■ Given task
Copy out every record precisely.

■ Extracted entries
* Start *

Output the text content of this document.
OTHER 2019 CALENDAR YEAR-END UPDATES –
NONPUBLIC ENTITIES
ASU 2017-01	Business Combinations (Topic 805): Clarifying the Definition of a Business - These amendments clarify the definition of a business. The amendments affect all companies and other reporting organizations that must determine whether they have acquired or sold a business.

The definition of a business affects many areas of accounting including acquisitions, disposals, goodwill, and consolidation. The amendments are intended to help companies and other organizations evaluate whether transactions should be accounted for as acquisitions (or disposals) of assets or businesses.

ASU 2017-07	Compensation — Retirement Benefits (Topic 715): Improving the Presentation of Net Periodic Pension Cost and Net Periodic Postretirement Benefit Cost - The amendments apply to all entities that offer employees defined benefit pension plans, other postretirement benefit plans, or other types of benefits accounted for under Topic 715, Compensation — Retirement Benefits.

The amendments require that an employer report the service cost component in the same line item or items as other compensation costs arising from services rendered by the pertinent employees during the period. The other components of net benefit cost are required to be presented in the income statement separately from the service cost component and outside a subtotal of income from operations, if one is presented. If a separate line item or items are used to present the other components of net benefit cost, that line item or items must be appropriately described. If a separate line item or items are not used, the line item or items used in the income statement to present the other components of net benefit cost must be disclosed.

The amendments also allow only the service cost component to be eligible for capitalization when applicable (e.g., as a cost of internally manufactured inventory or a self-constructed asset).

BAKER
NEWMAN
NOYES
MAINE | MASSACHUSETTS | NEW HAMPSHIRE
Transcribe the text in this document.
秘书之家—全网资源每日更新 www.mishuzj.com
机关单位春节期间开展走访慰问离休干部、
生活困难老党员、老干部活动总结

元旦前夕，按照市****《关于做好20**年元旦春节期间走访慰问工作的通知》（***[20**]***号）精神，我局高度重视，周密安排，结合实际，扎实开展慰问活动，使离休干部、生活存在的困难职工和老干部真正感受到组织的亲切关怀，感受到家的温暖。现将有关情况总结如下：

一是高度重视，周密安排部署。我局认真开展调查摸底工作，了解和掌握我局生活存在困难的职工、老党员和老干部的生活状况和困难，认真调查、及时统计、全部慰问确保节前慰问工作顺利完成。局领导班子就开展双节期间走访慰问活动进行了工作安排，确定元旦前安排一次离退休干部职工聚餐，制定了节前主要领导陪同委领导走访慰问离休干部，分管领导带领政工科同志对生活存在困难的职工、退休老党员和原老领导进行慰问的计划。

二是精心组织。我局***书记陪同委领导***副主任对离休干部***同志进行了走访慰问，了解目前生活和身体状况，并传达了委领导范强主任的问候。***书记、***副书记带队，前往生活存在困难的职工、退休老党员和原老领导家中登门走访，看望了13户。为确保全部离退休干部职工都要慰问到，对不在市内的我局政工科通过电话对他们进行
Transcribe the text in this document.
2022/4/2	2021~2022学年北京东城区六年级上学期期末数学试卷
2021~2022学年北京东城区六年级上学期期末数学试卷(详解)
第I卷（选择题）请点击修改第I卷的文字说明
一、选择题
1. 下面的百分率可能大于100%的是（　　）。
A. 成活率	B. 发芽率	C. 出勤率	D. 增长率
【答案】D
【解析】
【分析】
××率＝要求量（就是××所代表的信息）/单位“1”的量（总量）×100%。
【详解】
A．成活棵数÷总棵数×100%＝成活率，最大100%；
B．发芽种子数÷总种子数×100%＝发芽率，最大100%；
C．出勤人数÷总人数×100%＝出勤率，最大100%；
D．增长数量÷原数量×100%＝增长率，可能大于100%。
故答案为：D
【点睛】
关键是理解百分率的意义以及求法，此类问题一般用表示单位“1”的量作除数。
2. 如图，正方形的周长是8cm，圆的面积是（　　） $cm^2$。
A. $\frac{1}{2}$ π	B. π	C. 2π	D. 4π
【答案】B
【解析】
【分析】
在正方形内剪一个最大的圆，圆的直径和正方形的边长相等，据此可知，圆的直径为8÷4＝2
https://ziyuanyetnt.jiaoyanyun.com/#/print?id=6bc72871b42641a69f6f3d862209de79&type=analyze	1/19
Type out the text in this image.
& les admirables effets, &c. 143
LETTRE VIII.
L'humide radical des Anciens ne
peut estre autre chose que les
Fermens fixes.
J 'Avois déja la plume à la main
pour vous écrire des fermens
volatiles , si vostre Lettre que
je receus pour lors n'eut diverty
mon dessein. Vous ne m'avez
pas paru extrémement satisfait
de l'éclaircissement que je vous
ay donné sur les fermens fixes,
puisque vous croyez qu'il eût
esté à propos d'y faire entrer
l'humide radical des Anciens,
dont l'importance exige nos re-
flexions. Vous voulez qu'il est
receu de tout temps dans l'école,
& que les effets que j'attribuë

* End *

■ Result below
Output the text content of this document.
OTHER 2019 CALENDAR YEAR-END UPDATES –
NONPUBLIC ENTITIES
ASU 2017-01	Business Combinations (Topic 805): Clarifying the Definition of a Business - These amendments clarify the definition of a business. The amendments affect all companies and other reporting organizations that must determine whether they have acquired or sold a business.

The definition of a business affects many areas of accounting including acquisitions, disposals, goodwill, and consolidation. The amendments are intended to help companies and other organizations evaluate whether transactions should be accounted for as acquisitions (or disposals) of assets or businesses.

ASU 2017-07	Compensation — Retirement Benefits (Topic 715): Improving the Presentation of Net Periodic Pension Cost and Net Periodic Postretirement Benefit Cost - The amendments apply to all entities that offer employees defined benefit pension plans, other postretirement benefit plans, or other types of benefits accounted for under Topic 715, Compensation — Retirement Benefits.

The amendments require that an employer report the service cost component in the same line item or items as other compensation costs arising from services rendered by the pertinent employees during the period. The other components of net benefit cost are required to be presented in the income statement separately from the service cost component and outside a subtotal of income from operations, if one is presented. If a separate line item or items are used to present the other components of net benefit cost, that line item or items must be appropriately described. If a separate line item or items are not used, the line item or items used in the income statement to present the other components of net benefit cost must be disclosed.

The amendments also allow only the service cost component to be eligible for capitalization when applicable (e.g., as a cost of internally manufactured inventory or a self-constructed asset).

BAKER
NEWMAN
NOYES
MAINE | MASSACHUSETTS | NEW HAMPSHIRE
Transcribe the text in this document.
秘书之家—全网资源每日更新 www.mishuzj.com
机关单位春节期间开展走访慰问离休干部、
生活困难老党员、老干部活动总结

元旦前夕，按照市****《关于做好20**年元旦春节期间走访慰问工作的通知》（***[20**]***号）精神，我局高度重视，周密安排，结合实际，扎实开展慰问活动，使离休干部、生活存在的困难职工和老干部真正感受到组织的亲切关怀，感受到家的温暖。现将有关情况总结如下：

一是高度重视，周密安排部署。我局认真开展调查摸底工作，了解和掌握我局生活存在困难的职工、老党员和老干部的生活状况和困难，认真调查、及时统计、全部慰问确保节前慰问工作顺利完成。局领导班子就开展双节期间走访慰问活动进行了工作安排，确定元旦前安排一次离退休干部职工聚餐，制定了节前主要领导陪同委领导走访慰问离休干部，分管领导带领政工科同志对生活存在困难的职工、退休老党员和原老领导进行慰问的计划。

二是精心组织。我局***书记陪同委领导***副主任对离休干部***同志进行了走访慰问，了解目前生活和身体状况，并传达了委领导范强主任的问候。***书记、***副书记带队，前往生活存在困难的职工、退休老党员和原老领导家中登门走访，看望了13户。为确保全部离退休干部职工都要慰问到，对不在市内的我局政工科通过电话对他们进行
Transcribe the text in this document.
2022/4/2	2021~2022学年北京东城区六年级上学期期末数学试卷
2021~2022学年北京东城区六年级上学期期末数学试卷(详解)
第I卷（选择题）请点击修改第I卷的文字说明
一、选择题
1. 下面的百分率可能大于100%的是（　　）。
A. 成活率	B. 发芽率	C. 出勤率	D. 增长率
【答案】D
【解析】
【分析】
××率＝要求量（就是××所代表的信息）/单位“1”的量（总量）×100%。
【详解】
A．成活棵数÷总棵数×100%＝成活率，最大100%；
B．发芽种子数÷总种子数×100%＝发芽率，最大100%；
C．出勤人数÷总人数×100%＝出勤率，最大100%；
D．增长数量÷原数量×100%＝增长率，可能大于100%。
故答案为：D
【点睛】
关键是理解百分率的意义以及求法，此类问题一般用表示单位“1”的量作除数。
2. 如图，正方形的周长是8cm，圆的面积是（　　） $cm^2$。
A. $\frac{1}{2}$ π	B. π	C. 2π	D. 4π
【答案】B
【解析】
【分析】
在正方形内剪一个最大的圆，圆的直径和正方形的边长相等，据此可知，圆的直径为8÷4＝2
https://ziyuanyetnt.jiaoyanyun.com/#/print?id=6bc72871b42641a69f6f3d862209de79&type=analyze	1/19
Type out the text in this image.
& les admirables effets, &c. 143
LETTRE VIII.
L'humide radical des Anciens ne
peut estre autre chose que les
Fermens fixes.
J 'Avois déja la plume à la main
pour vous écrire des fermens
volatiles , si vostre Lettre que
je receus pour lors n'eut diverty
mon dessein. Vous ne m'avez
pas paru extrémement satisfait
de l'éclaircissement que je vous
ay donné sur les fermens fixes,
puisque vous croyez qu'il eût
esté à propos d'y faire entrer
l'humide radical des Anciens,
dont l'importance exige nos re-
flexions. Vous voulez qu'il est
receu de tout temps dans l'école,
& que les effets que j'attribuë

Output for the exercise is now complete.